▶ [To be done]
Set down every record once more, exactly as given.

▶ [Supplied records]
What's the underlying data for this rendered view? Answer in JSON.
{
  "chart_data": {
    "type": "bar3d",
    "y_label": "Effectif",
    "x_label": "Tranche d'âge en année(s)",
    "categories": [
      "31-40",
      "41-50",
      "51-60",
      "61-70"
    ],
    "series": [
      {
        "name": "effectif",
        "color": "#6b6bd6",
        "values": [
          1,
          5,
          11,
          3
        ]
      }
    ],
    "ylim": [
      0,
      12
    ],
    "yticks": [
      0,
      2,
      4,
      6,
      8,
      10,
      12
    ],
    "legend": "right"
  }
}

▶ [The reply]
What's the underlying data for this rendered view? Answer in JSON.
{
  "chart_data": {
    "type": "bar3d",
    "y_label": "Effectif",
    "x_label": "Tranche d'âge en année(s)",
    "categories": [
      "31-40",
      "41-50",
      "51-60",
      "61-70"
    ],
    "series": [
      {
        "name": "effectif",
        "color": "#6b6bd6",
        "values": [
          1,
          5,
          11,
          3
        ]
      }
    ],
    "ylim": [
      0,
      12
    ],
    "yticks": [
      0,
      2,
      4,
      6,
      8,
      10,
      12
    ],
    "legend": "right"
  }
}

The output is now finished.